▸ **Problem**
Reproduce the records below exactly as they appear, omitting any pictures they contain.

▸ **Records for processing**
────────
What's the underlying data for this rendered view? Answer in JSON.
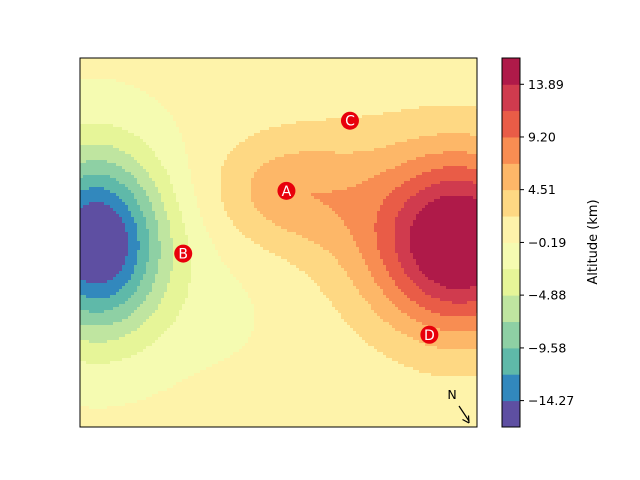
{
  "chart_data": {
    "type": "heatmap",
    "subtype": "filled-contour",
    "colormap": "Spectral_r",
    "colorbar": {
      "label": "Altitude (km)",
      "range": [
        -16.62,
        16.23
      ],
      "levels": [
        -16.62,
        -14.27,
        -11.92,
        -9.58,
        -7.23,
        -4.88,
        -2.53,
        -0.19,
        2.16,
        4.51,
        6.85,
        9.2,
        11.55,
        13.89,
        16.23
      ],
      "tick_values": [
        -14.27,
        -9.58,
        -4.88,
        -0.19,
        4.51,
        9.2,
        13.89
      ],
      "tick_labels": [
        "−14.27",
        "−9.58",
        "−4.88",
        "−0.19",
        "4.51",
        "9.20",
        "13.89"
      ],
      "colors": [
        "#5e4fa2",
        "#3288bd",
        "#5fb9a9",
        "#8ed0a4",
        "#bfe5a0",
        "#e6f598",
        "#f5fbb1",
        "#fef3aa",
        "#fed883",
        "#fdb768",
        "#f88d52",
        "#e95c47",
        "#d03b4e",
        "#af1a49"
      ]
    },
    "surface": {
      "features": [
        {
          "kind": "peak",
          "x": 0.96,
          "y": 0.5,
          "amplitude": 17.5,
          "sx": 0.15,
          "sy": 0.17
        },
        {
          "kind": "basin",
          "x": 0.04,
          "y": 0.5,
          "amplitude": -18.0,
          "sx": 0.12,
          "sy": 0.17
        },
        {
          "kind": "hill",
          "x": 0.52,
          "y": 0.36,
          "amplitude": 5.0,
          "sx": 0.13,
          "sy": 0.11
        },
        {
          "kind": "ridge",
          "x": 0.7,
          "y": 0.42,
          "amplitude": 2.2,
          "sx": 0.14,
          "sy": 0.19
        },
        {
          "kind": "dip",
          "x": 0.32,
          "y": 0.66,
          "amplitude": -1.0,
          "sx": 0.17,
          "sy": 0.14
        }
      ],
      "base": 0.4
    },
    "markers": [
      {
        "label": "A",
        "x": 0.52,
        "y": 0.36,
        "color": "#e8000b"
      },
      {
        "label": "B",
        "x": 0.26,
        "y": 0.53,
        "color": "#e8000b"
      },
      {
        "label": "C",
        "x": 0.68,
        "y": 0.17,
        "color": "#e8000b"
      },
      {
        "label": "D",
        "x": 0.88,
        "y": 0.75,
        "color": "#e8000b"
      }
    ],
    "north_arrow": {
      "label": "N",
      "direction": "south-east"
    },
    "xticks": [],
    "yticks": []
  }
}
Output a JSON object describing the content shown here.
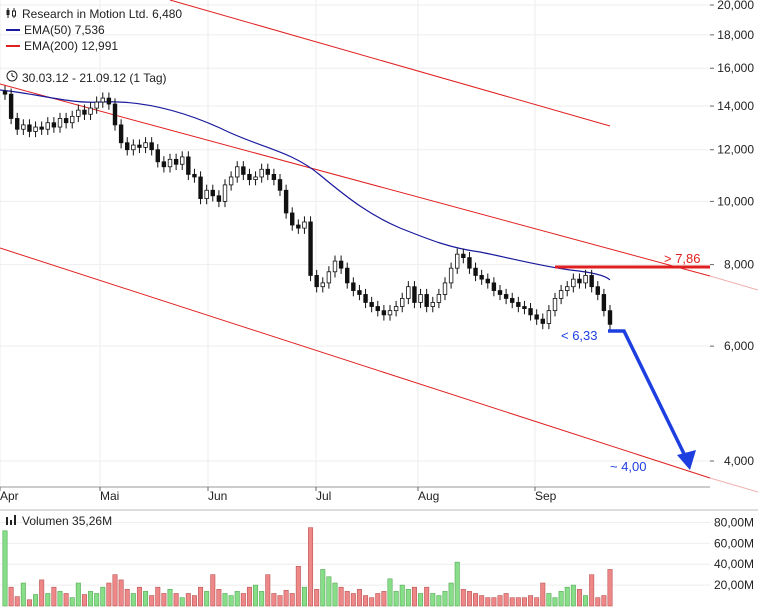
{
  "legend": {
    "stock_label": "Research in Motion Ltd. 6,480",
    "ema50_label": "EMA(50) 7,536",
    "ema200_label": "EMA(200) 12,991"
  },
  "date_range": "30.03.12 - 21.09.12 (1 Tag)",
  "volume_label": "Volumen 35,26M",
  "colors": {
    "ema50": "#1a1a9e",
    "ema200": "#e02020",
    "up": "#88dd88",
    "down": "#ee8888",
    "annotation_blue": "#1e3fe0",
    "channel": "#e02020"
  },
  "chart_data": {
    "type": "candlestick",
    "y_scale": "log",
    "ylim": [
      3.5,
      20.5
    ],
    "y_ticks": [
      4,
      6,
      8,
      10,
      12,
      14,
      16,
      18,
      20
    ],
    "y_tick_labels": [
      "4,000",
      "6,000",
      "8,000",
      "10,000",
      "12,000",
      "14,000",
      "16,000",
      "18,000",
      "20,000"
    ],
    "x_labels": [
      "Apr",
      "Mai",
      "Jun",
      "Jul",
      "Aug",
      "Sep"
    ],
    "close": [
      14.6,
      13.4,
      12.9,
      13.1,
      12.8,
      13.0,
      12.9,
      13.2,
      13.0,
      13.4,
      13.2,
      13.5,
      13.8,
      13.6,
      13.9,
      14.2,
      14.4,
      14.1,
      13.1,
      12.3,
      12.0,
      12.2,
      12.1,
      12.3,
      12.0,
      11.5,
      11.3,
      11.6,
      11.4,
      11.7,
      11.0,
      10.9,
      10.1,
      10.4,
      10.2,
      10.0,
      10.6,
      10.9,
      11.3,
      11.0,
      10.8,
      10.9,
      11.2,
      11.0,
      10.8,
      10.4,
      9.6,
      9.2,
      9.1,
      9.3,
      7.7,
      7.4,
      7.5,
      7.8,
      8.1,
      7.9,
      7.5,
      7.3,
      7.2,
      7.0,
      6.9,
      6.8,
      6.7,
      6.8,
      6.9,
      7.1,
      7.4,
      7.0,
      7.2,
      6.9,
      7.0,
      7.2,
      7.5,
      7.9,
      8.3,
      8.2,
      7.9,
      7.7,
      7.6,
      7.5,
      7.3,
      7.2,
      7.1,
      7.0,
      6.9,
      6.85,
      6.7,
      6.6,
      6.5,
      6.8,
      7.1,
      7.3,
      7.4,
      7.6,
      7.5,
      7.7,
      7.4,
      7.2,
      6.8,
      6.48
    ],
    "volume_millions": [
      72,
      18,
      9,
      22,
      6,
      11,
      25,
      12,
      18,
      14,
      12,
      8,
      22,
      11,
      14,
      12,
      18,
      22,
      30,
      25,
      16,
      12,
      18,
      14,
      10,
      18,
      12,
      16,
      12,
      8,
      12,
      10,
      18,
      14,
      30,
      16,
      12,
      10,
      14,
      12,
      18,
      20,
      14,
      30,
      12,
      10,
      15,
      12,
      38,
      18,
      75,
      16,
      35,
      28,
      22,
      18,
      14,
      12,
      16,
      10,
      8,
      12,
      14,
      26,
      14,
      20,
      16,
      18,
      12,
      18,
      12,
      10,
      14,
      22,
      42,
      16,
      14,
      12,
      10,
      8,
      8,
      10,
      12,
      8,
      8,
      8,
      10,
      8,
      22,
      12,
      8,
      14,
      18,
      20,
      16,
      10,
      30,
      8,
      10,
      35
    ],
    "volume_ticks": [
      20,
      40,
      60,
      80
    ],
    "volume_tick_labels": [
      "20,00M",
      "40,00M",
      "60,00M",
      "80,00M"
    ],
    "annotations": [
      {
        "text": "> 7,86",
        "price": 7.86
      },
      {
        "text": "< 6,33",
        "price": 6.33
      },
      {
        "text": "~ 4,00",
        "price": 4.0
      }
    ]
  }
}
────────
▸ **Solution to this task**
What's the underlying data for this rendered view? Answer in JSON.
{
  "chart_data": {
    "type": "heatmap",
    "subtype": "filled-contour",
    "colormap": "Spectral_r",
    "colorbar": {
      "label": "Altitude (km)",
      "range": [
        -16.62,
        16.23
      ],
      "levels": [
        -16.62,
        -14.27,
        -11.92,
        -9.58,
        -7.23,
        -4.88,
        -2.53,
        -0.19,
        2.16,
        4.51,
        6.85,
        9.2,
        11.55,
        13.89,
        16.23
      ],
      "tick_values": [
        -14.27,
        -9.58,
        -4.88,
        -0.19,
        4.51,
        9.2,
        13.89
      ],
      "tick_labels": [
        "−14.27",
        "−9.58",
        "−4.88",
        "−0.19",
        "4.51",
        "9.20",
        "13.89"
      ],
      "colors": [
        "#5e4fa2",
        "#3288bd",
        "#5fb9a9",
        "#8ed0a4",
        "#bfe5a0",
        "#e6f598",
        "#f5fbb1",
        "#fef3aa",
        "#fed883",
        "#fdb768",
        "#f88d52",
        "#e95c47",
        "#d03b4e",
        "#af1a49"
      ]
    },
    "surface": {
      "features": [
        {
          "kind": "peak",
          "x": 0.96,
          "y": 0.5,
          "amplitude": 17.5,
          "sx": 0.15,
          "sy": 0.17
        },
        {
          "kind": "basin",
          "x": 0.04,
          "y": 0.5,
          "amplitude": -18.0,
          "sx": 0.12,
          "sy": 0.17
        },
        {
          "kind": "hill",
          "x": 0.52,
          "y": 0.36,
          "amplitude": 5.0,
          "sx": 0.13,
          "sy": 0.11
        },
        {
          "kind": "ridge",
          "x": 0.7,
          "y": 0.42,
          "amplitude": 2.2,
          "sx": 0.14,
          "sy": 0.19
        },
        {
          "kind": "dip",
          "x": 0.32,
          "y": 0.66,
          "amplitude": -1.0,
          "sx": 0.17,
          "sy": 0.14
        }
      ],
      "base": 0.4
    },
    "markers": [
      {
        "label": "A",
        "x": 0.52,
        "y": 0.36,
        "color": "#e8000b"
      },
      {
        "label": "B",
        "x": 0.26,
        "y": 0.53,
        "color": "#e8000b"
      },
      {
        "label": "C",
        "x": 0.68,
        "y": 0.17,
        "color": "#e8000b"
      },
      {
        "label": "D",
        "x": 0.88,
        "y": 0.75,
        "color": "#e8000b"
      }
    ],
    "north_arrow": {
      "label": "N",
      "direction": "south-east"
    },
    "xticks": [],
    "yticks": []
  }
}
Output a JSON object describing the content shown here.
{
  "legend": {
    "stock_label": "Research in Motion Ltd. 6,480",
    "ema50_label": "EMA(50) 7,536",
    "ema200_label": "EMA(200) 12,991"
  },
  "date_range": "30.03.12 - 21.09.12 (1 Tag)",
  "volume_label": "Volumen 35,26M",
  "colors": {
    "ema50": "#1a1a9e",
    "ema200": "#e02020",
    "up": "#88dd88",
    "down": "#ee8888",
    "annotation_blue": "#1e3fe0",
    "channel": "#e02020"
  },
  "chart_data": {
    "type": "candlestick",
    "y_scale": "log",
    "ylim": [
      3.5,
      20.5
    ],
    "y_ticks": [
      4,
      6,
      8,
      10,
      12,
      14,
      16,
      18,
      20
    ],
    "y_tick_labels": [
      "4,000",
      "6,000",
      "8,000",
      "10,000",
      "12,000",
      "14,000",
      "16,000",
      "18,000",
      "20,000"
    ],
    "x_labels": [
      "Apr",
      "Mai",
      "Jun",
      "Jul",
      "Aug",
      "Sep"
    ],
    "close": [
      14.6,
      13.4,
      12.9,
      13.1,
      12.8,
      13.0,
      12.9,
      13.2,
      13.0,
      13.4,
      13.2,
      13.5,
      13.8,
      13.6,
      13.9,
      14.2,
      14.4,
      14.1,
      13.1,
      12.3,
      12.0,
      12.2,
      12.1,
      12.3,
      12.0,
      11.5,
      11.3,
      11.6,
      11.4,
      11.7,
      11.0,
      10.9,
      10.1,
      10.4,
      10.2,
      10.0,
      10.6,
      10.9,
      11.3,
      11.0,
      10.8,
      10.9,
      11.2,
      11.0,
      10.8,
      10.4,
      9.6,
      9.2,
      9.1,
      9.3,
      7.7,
      7.4,
      7.5,
      7.8,
      8.1,
      7.9,
      7.5,
      7.3,
      7.2,
      7.0,
      6.9,
      6.8,
      6.7,
      6.8,
      6.9,
      7.1,
      7.4,
      7.0,
      7.2,
      6.9,
      7.0,
      7.2,
      7.5,
      7.9,
      8.3,
      8.2,
      7.9,
      7.7,
      7.6,
      7.5,
      7.3,
      7.2,
      7.1,
      7.0,
      6.9,
      6.85,
      6.7,
      6.6,
      6.5,
      6.8,
      7.1,
      7.3,
      7.4,
      7.6,
      7.5,
      7.7,
      7.4,
      7.2,
      6.8,
      6.48
    ],
    "volume_millions": [
      72,
      18,
      9,
      22,
      6,
      11,
      25,
      12,
      18,
      14,
      12,
      8,
      22,
      11,
      14,
      12,
      18,
      22,
      30,
      25,
      16,
      12,
      18,
      14,
      10,
      18,
      12,
      16,
      12,
      8,
      12,
      10,
      18,
      14,
      30,
      16,
      12,
      10,
      14,
      12,
      18,
      20,
      14,
      30,
      12,
      10,
      15,
      12,
      38,
      18,
      75,
      16,
      35,
      28,
      22,
      18,
      14,
      12,
      16,
      10,
      8,
      12,
      14,
      26,
      14,
      20,
      16,
      18,
      12,
      18,
      12,
      10,
      14,
      22,
      42,
      16,
      14,
      12,
      10,
      8,
      8,
      10,
      12,
      8,
      8,
      8,
      10,
      8,
      22,
      12,
      8,
      14,
      18,
      20,
      16,
      10,
      30,
      8,
      10,
      35
    ],
    "volume_ticks": [
      20,
      40,
      60,
      80
    ],
    "volume_tick_labels": [
      "20,00M",
      "40,00M",
      "60,00M",
      "80,00M"
    ],
    "annotations": [
      {
        "text": "> 7,86",
        "price": 7.86
      },
      {
        "text": "< 6,33",
        "price": 6.33
      },
      {
        "text": "~ 4,00",
        "price": 4.0
      }
    ]
  }
}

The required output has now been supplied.